Task data:
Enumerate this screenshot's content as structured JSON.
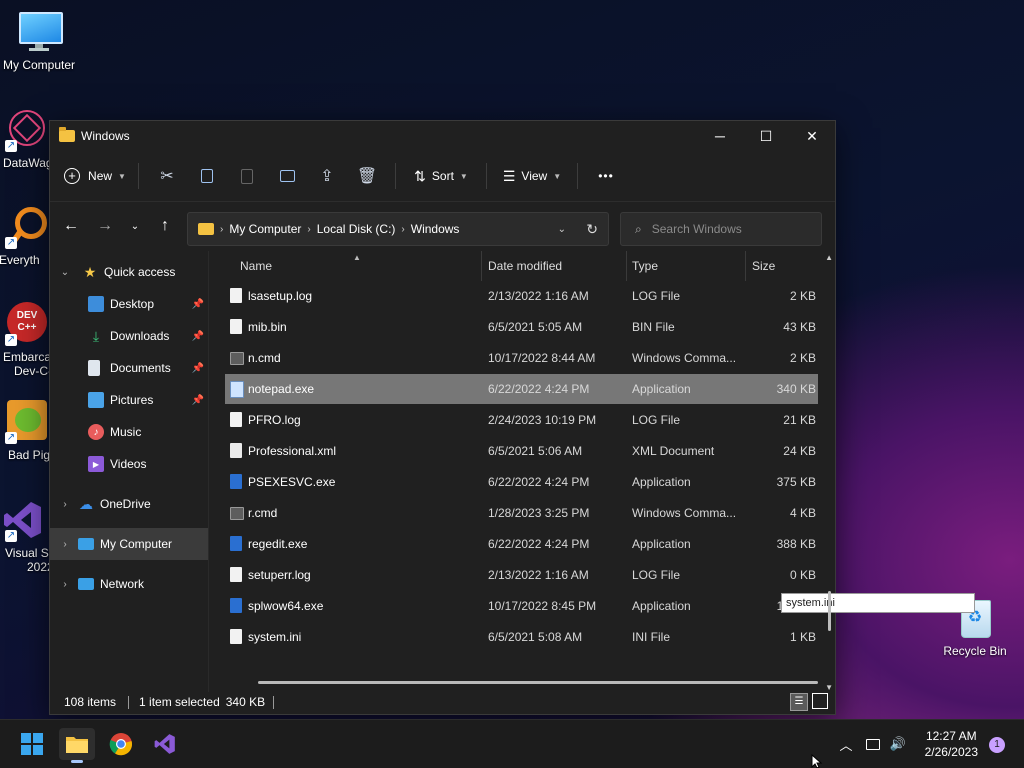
{
  "desktop": {
    "icons": [
      {
        "label": "My Computer"
      },
      {
        "label": "DataWag"
      },
      {
        "label": "Everyth"
      },
      {
        "label": "Embarca",
        "label2": "Dev-C-"
      },
      {
        "label": "Bad Pig"
      },
      {
        "label": "Visual St",
        "label2": "2022"
      },
      {
        "label": "Recycle Bin"
      }
    ]
  },
  "window": {
    "title": "Windows",
    "toolbar": {
      "new_label": "New",
      "sort_label": "Sort",
      "view_label": "View",
      "more_label": "•••"
    },
    "address": {
      "crumbs": [
        "My Computer",
        "Local Disk (C:)",
        "Windows"
      ]
    },
    "search": {
      "placeholder": "Search Windows"
    },
    "nav": {
      "items": [
        {
          "label": "Quick access"
        },
        {
          "label": "Desktop"
        },
        {
          "label": "Downloads"
        },
        {
          "label": "Documents"
        },
        {
          "label": "Pictures"
        },
        {
          "label": "Music"
        },
        {
          "label": "Videos"
        },
        {
          "label": "OneDrive"
        },
        {
          "label": "My Computer"
        },
        {
          "label": "Network"
        }
      ]
    },
    "columns": [
      "Name",
      "Date modified",
      "Type",
      "Size"
    ],
    "files": [
      {
        "name": "lsasetup.log",
        "date": "2/13/2022 1:16 AM",
        "type": "LOG File",
        "size": "2 KB"
      },
      {
        "name": "mib.bin",
        "date": "6/5/2021 5:05 AM",
        "type": "BIN File",
        "size": "43 KB"
      },
      {
        "name": "n.cmd",
        "date": "10/17/2022 8:44 AM",
        "type": "Windows Comma...",
        "size": "2 KB"
      },
      {
        "name": "notepad.exe",
        "date": "6/22/2022 4:24 PM",
        "type": "Application",
        "size": "340 KB"
      },
      {
        "name": "PFRO.log",
        "date": "2/24/2023 10:19 PM",
        "type": "LOG File",
        "size": "21 KB"
      },
      {
        "name": "Professional.xml",
        "date": "6/5/2021 5:06 AM",
        "type": "XML Document",
        "size": "24 KB"
      },
      {
        "name": "PSEXESVC.exe",
        "date": "6/22/2022 4:24 PM",
        "type": "Application",
        "size": "375 KB"
      },
      {
        "name": "r.cmd",
        "date": "1/28/2023 3:25 PM",
        "type": "Windows Comma...",
        "size": "4 KB"
      },
      {
        "name": "regedit.exe",
        "date": "6/22/2022 4:24 PM",
        "type": "Application",
        "size": "388 KB"
      },
      {
        "name": "setuperr.log",
        "date": "2/13/2022 1:16 AM",
        "type": "LOG File",
        "size": "0 KB"
      },
      {
        "name": "splwow64.exe",
        "date": "10/17/2022 8:45 PM",
        "type": "Application",
        "size": "188 KB"
      },
      {
        "name": "system.ini",
        "date": "6/5/2021 5:08 AM",
        "type": "INI File",
        "size": "1 KB"
      }
    ],
    "tooltip": "system.ini",
    "status": {
      "items": "108 items",
      "selected": "1 item selected",
      "size": "340 KB"
    }
  },
  "taskbar": {
    "time": "12:27 AM",
    "date": "2/26/2023",
    "notification_count": "1"
  }
}
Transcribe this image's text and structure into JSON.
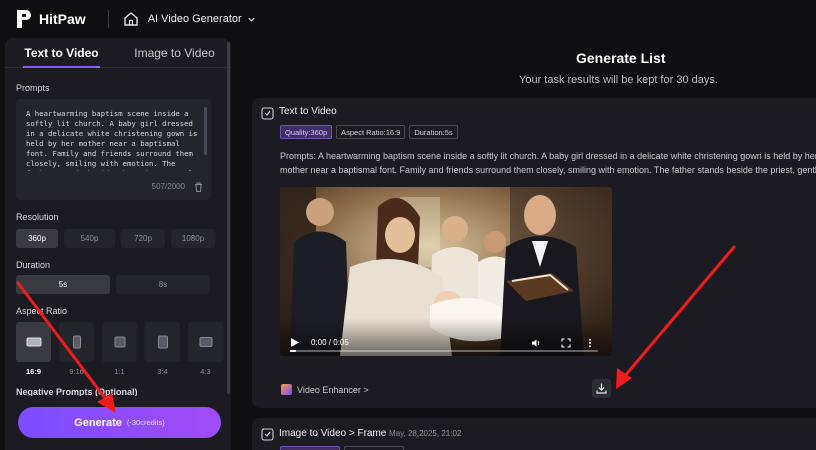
{
  "app": {
    "logo_text": "HitPaw",
    "module": "AI Video Generator"
  },
  "left_panel": {
    "tabs": [
      {
        "label": "Text to Video",
        "active": true
      },
      {
        "label": "Image to Video",
        "active": false
      }
    ],
    "prompts_label": "Prompts",
    "prompt_text": "A heartwarming baptism scene inside a softly lit church. A baby girl dressed in a delicate white christening gown is held by her mother near a baptismal font. Family and friends surround them closely, smiling with emotion. The father stands beside the priest, gently holding a small Bible, reciting a verse.",
    "prompt_count": "507/2000",
    "resolution_label": "Resolution",
    "resolutions": [
      {
        "label": "360p",
        "active": true
      },
      {
        "label": "540p",
        "active": false
      },
      {
        "label": "720p",
        "active": false
      },
      {
        "label": "1080p",
        "active": false
      }
    ],
    "duration_label": "Duration",
    "durations": [
      {
        "label": "5s",
        "active": true
      },
      {
        "label": "8s",
        "active": false
      }
    ],
    "aspect_label": "Aspect Ratio",
    "aspects": [
      {
        "label": "16:9",
        "active": true
      },
      {
        "label": "9:16",
        "active": false
      },
      {
        "label": "1:1",
        "active": false
      },
      {
        "label": "3:4",
        "active": false
      },
      {
        "label": "4:3",
        "active": false
      }
    ],
    "negative_label": "Negative Prompts (Optional)",
    "generate": {
      "label": "Generate",
      "credits": "(-30credits)"
    }
  },
  "main": {
    "title": "Generate List",
    "subtitle": "Your task results will be kept for 30 days.",
    "card": {
      "title": "Text to Video",
      "chips": [
        "Quality:360p",
        "Aspect Ratio:16:9",
        "Duration:5s"
      ],
      "prompt": "Prompts:  A heartwarming baptism scene inside a softly lit church. A baby girl dressed in a delicate white christening gown is held by her mother near a baptismal font. Family and friends surround them closely, smiling with emotion. The father stands beside the priest, gently holding a small Bible, reciting a verse.",
      "video_time": "0:00 / 0:05",
      "progress": 0.0,
      "enhancer_label": "Video Enhancer >"
    },
    "card2": {
      "title": "Image to Video > Frame",
      "date": "May, 28,2025, 21:02"
    }
  },
  "colors": {
    "accent": "#8b5cf6",
    "button_gradient_start": "#7c4dff",
    "button_gradient_end": "#a14cf6",
    "annotation_arrow": "#ee1c1c"
  },
  "icons": [
    "home-icon",
    "chevron-down-icon",
    "trash-icon",
    "play-icon",
    "volume-icon",
    "fullscreen-icon",
    "more-icon",
    "download-icon",
    "video-enhancer-icon",
    "task-icon"
  ]
}
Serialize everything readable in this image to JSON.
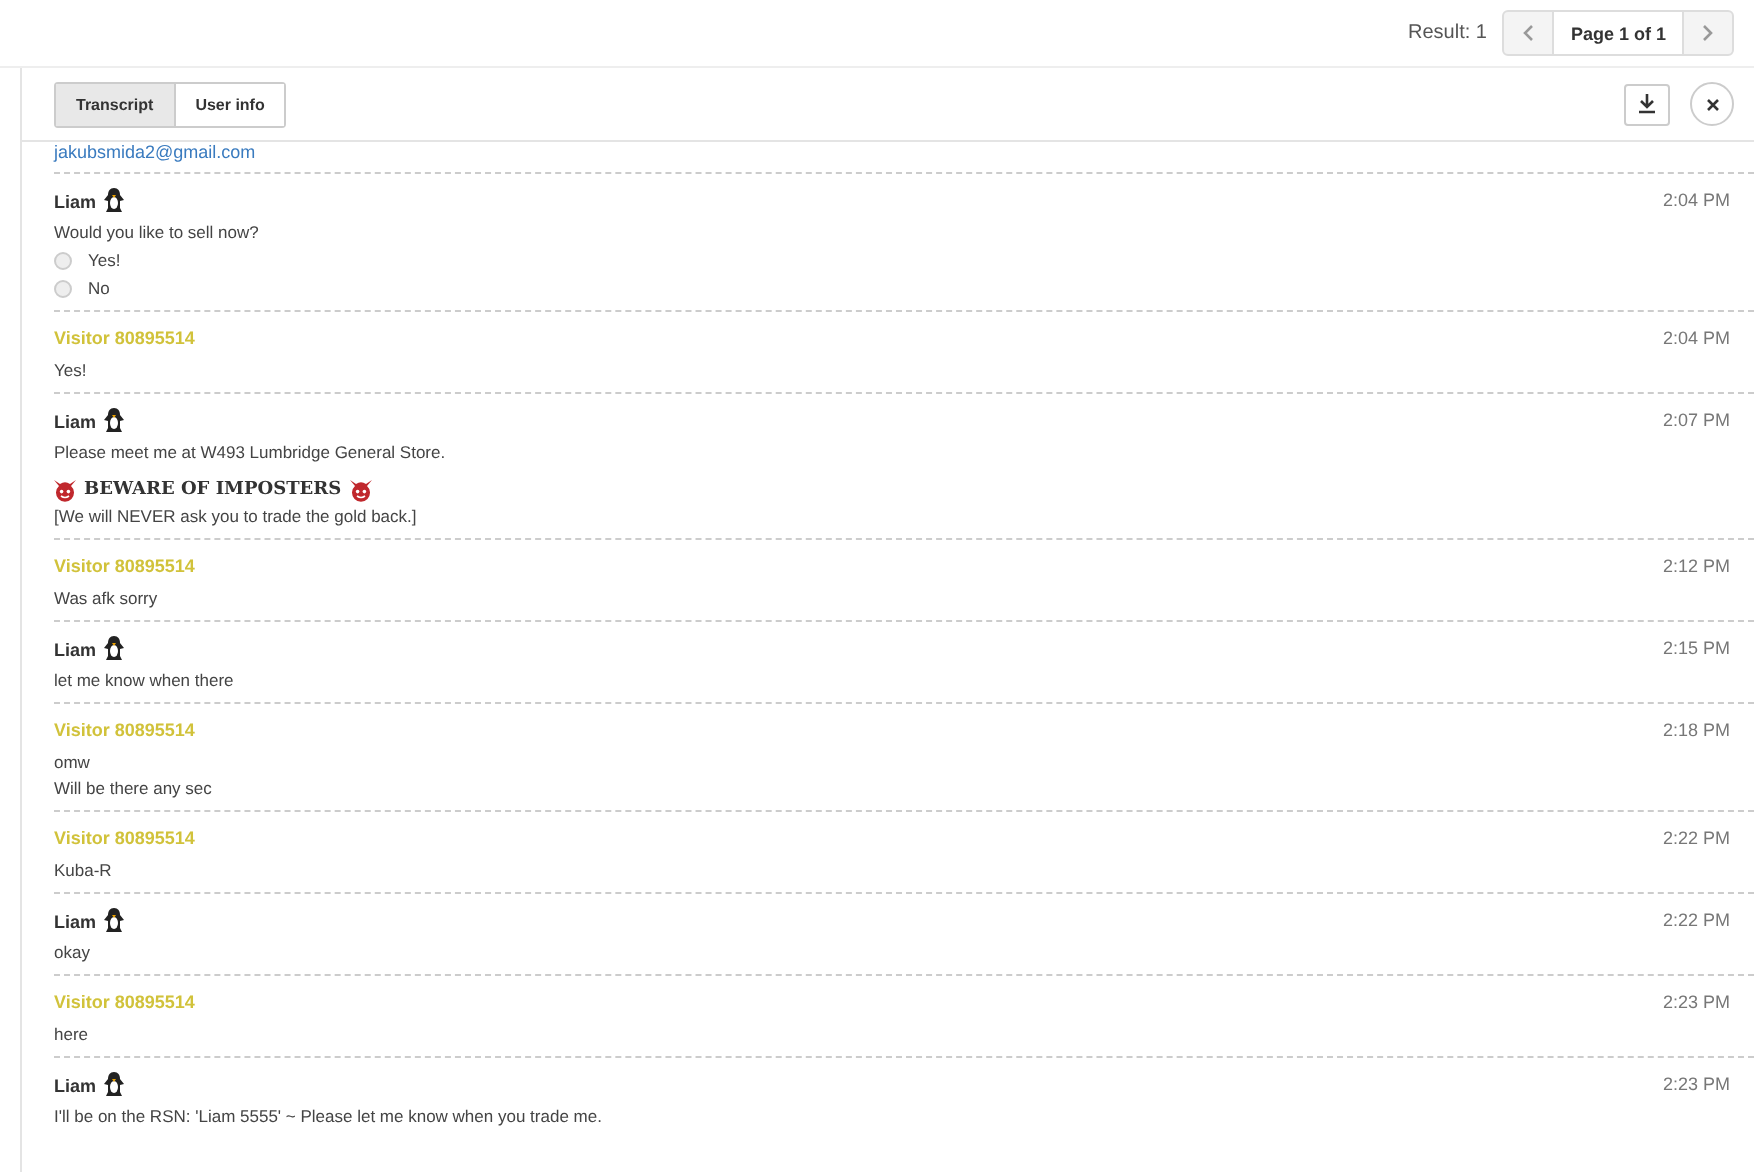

Problem to work on: Print the records above exactly as they stand, but leave out the pictures.

Reply to the task:
Enumerate this screenshot's content as structured JSON.
{
  "desktop": {
    "icons": [
      {
        "label": "My Computer"
      },
      {
        "label": "DataWag"
      },
      {
        "label": "Everyth"
      },
      {
        "label": "Embarca",
        "label2": "Dev-C-"
      },
      {
        "label": "Bad Pig"
      },
      {
        "label": "Visual St",
        "label2": "2022"
      },
      {
        "label": "Recycle Bin"
      }
    ]
  },
  "window": {
    "title": "Windows",
    "toolbar": {
      "new_label": "New",
      "sort_label": "Sort",
      "view_label": "View",
      "more_label": "•••"
    },
    "address": {
      "crumbs": [
        "My Computer",
        "Local Disk (C:)",
        "Windows"
      ]
    },
    "search": {
      "placeholder": "Search Windows"
    },
    "nav": {
      "items": [
        {
          "label": "Quick access"
        },
        {
          "label": "Desktop"
        },
        {
          "label": "Downloads"
        },
        {
          "label": "Documents"
        },
        {
          "label": "Pictures"
        },
        {
          "label": "Music"
        },
        {
          "label": "Videos"
        },
        {
          "label": "OneDrive"
        },
        {
          "label": "My Computer"
        },
        {
          "label": "Network"
        }
      ]
    },
    "columns": [
      "Name",
      "Date modified",
      "Type",
      "Size"
    ],
    "files": [
      {
        "name": "lsasetup.log",
        "date": "2/13/2022 1:16 AM",
        "type": "LOG File",
        "size": "2 KB"
      },
      {
        "name": "mib.bin",
        "date": "6/5/2021 5:05 AM",
        "type": "BIN File",
        "size": "43 KB"
      },
      {
        "name": "n.cmd",
        "date": "10/17/2022 8:44 AM",
        "type": "Windows Comma...",
        "size": "2 KB"
      },
      {
        "name": "notepad.exe",
        "date": "6/22/2022 4:24 PM",
        "type": "Application",
        "size": "340 KB"
      },
      {
        "name": "PFRO.log",
        "date": "2/24/2023 10:19 PM",
        "type": "LOG File",
        "size": "21 KB"
      },
      {
        "name": "Professional.xml",
        "date": "6/5/2021 5:06 AM",
        "type": "XML Document",
        "size": "24 KB"
      },
      {
        "name": "PSEXESVC.exe",
        "date": "6/22/2022 4:24 PM",
        "type": "Application",
        "size": "375 KB"
      },
      {
        "name": "r.cmd",
        "date": "1/28/2023 3:25 PM",
        "type": "Windows Comma...",
        "size": "4 KB"
      },
      {
        "name": "regedit.exe",
        "date": "6/22/2022 4:24 PM",
        "type": "Application",
        "size": "388 KB"
      },
      {
        "name": "setuperr.log",
        "date": "2/13/2022 1:16 AM",
        "type": "LOG File",
        "size": "0 KB"
      },
      {
        "name": "splwow64.exe",
        "date": "10/17/2022 8:45 PM",
        "type": "Application",
        "size": "188 KB"
      },
      {
        "name": "system.ini",
        "date": "6/5/2021 5:08 AM",
        "type": "INI File",
        "size": "1 KB"
      }
    ],
    "tooltip": "system.ini",
    "status": {
      "items": "108 items",
      "selected": "1 item selected",
      "size": "340 KB"
    }
  },
  "taskbar": {
    "time": "12:27 AM",
    "date": "2/26/2023",
    "notification_count": "1"
  }
}
Transcribe this image's text and structure into JSON.
{
  "app": {
    "logo_text": "HitPaw",
    "module": "AI Video Generator"
  },
  "left_panel": {
    "tabs": [
      {
        "label": "Text to Video",
        "active": true
      },
      {
        "label": "Image to Video",
        "active": false
      }
    ],
    "prompts_label": "Prompts",
    "prompt_text": "A heartwarming baptism scene inside a softly lit church. A baby girl dressed in a delicate white christening gown is held by her mother near a baptismal font. Family and friends surround them closely, smiling with emotion. The father stands beside the priest, gently holding a small Bible, reciting a verse.",
    "prompt_count": "507/2000",
    "resolution_label": "Resolution",
    "resolutions": [
      {
        "label": "360p",
        "active": true
      },
      {
        "label": "540p",
        "active": false
      },
      {
        "label": "720p",
        "active": false
      },
      {
        "label": "1080p",
        "active": false
      }
    ],
    "duration_label": "Duration",
    "durations": [
      {
        "label": "5s",
        "active": true
      },
      {
        "label": "8s",
        "active": false
      }
    ],
    "aspect_label": "Aspect Ratio",
    "aspects": [
      {
        "label": "16:9",
        "active": true
      },
      {
        "label": "9:16",
        "active": false
      },
      {
        "label": "1:1",
        "active": false
      },
      {
        "label": "3:4",
        "active": false
      },
      {
        "label": "4:3",
        "active": false
      }
    ],
    "negative_label": "Negative Prompts (Optional)",
    "generate": {
      "label": "Generate",
      "credits": "(-30credits)"
    }
  },
  "main": {
    "title": "Generate List",
    "subtitle": "Your task results will be kept for 30 days.",
    "card": {
      "title": "Text to Video",
      "chips": [
        "Quality:360p",
        "Aspect Ratio:16:9",
        "Duration:5s"
      ],
      "prompt": "Prompts:  A heartwarming baptism scene inside a softly lit church. A baby girl dressed in a delicate white christening gown is held by her mother near a baptismal font. Family and friends surround them closely, smiling with emotion. The father stands beside the priest, gently holding a small Bible, reciting a verse.",
      "video_time": "0:00 / 0:05",
      "progress": 0.0,
      "enhancer_label": "Video Enhancer >"
    },
    "card2": {
      "title": "Image to Video > Frame",
      "date": "May, 28,2025, 21:02"
    }
  },
  "colors": {
    "accent": "#8b5cf6",
    "button_gradient_start": "#7c4dff",
    "button_gradient_end": "#a14cf6",
    "annotation_arrow": "#ee1c1c"
  },
  "icons": [
    "home-icon",
    "chevron-down-icon",
    "trash-icon",
    "play-icon",
    "volume-icon",
    "fullscreen-icon",
    "more-icon",
    "download-icon",
    "video-enhancer-icon",
    "task-icon"
  ]
}
Serialize everything readable in this image to JSON.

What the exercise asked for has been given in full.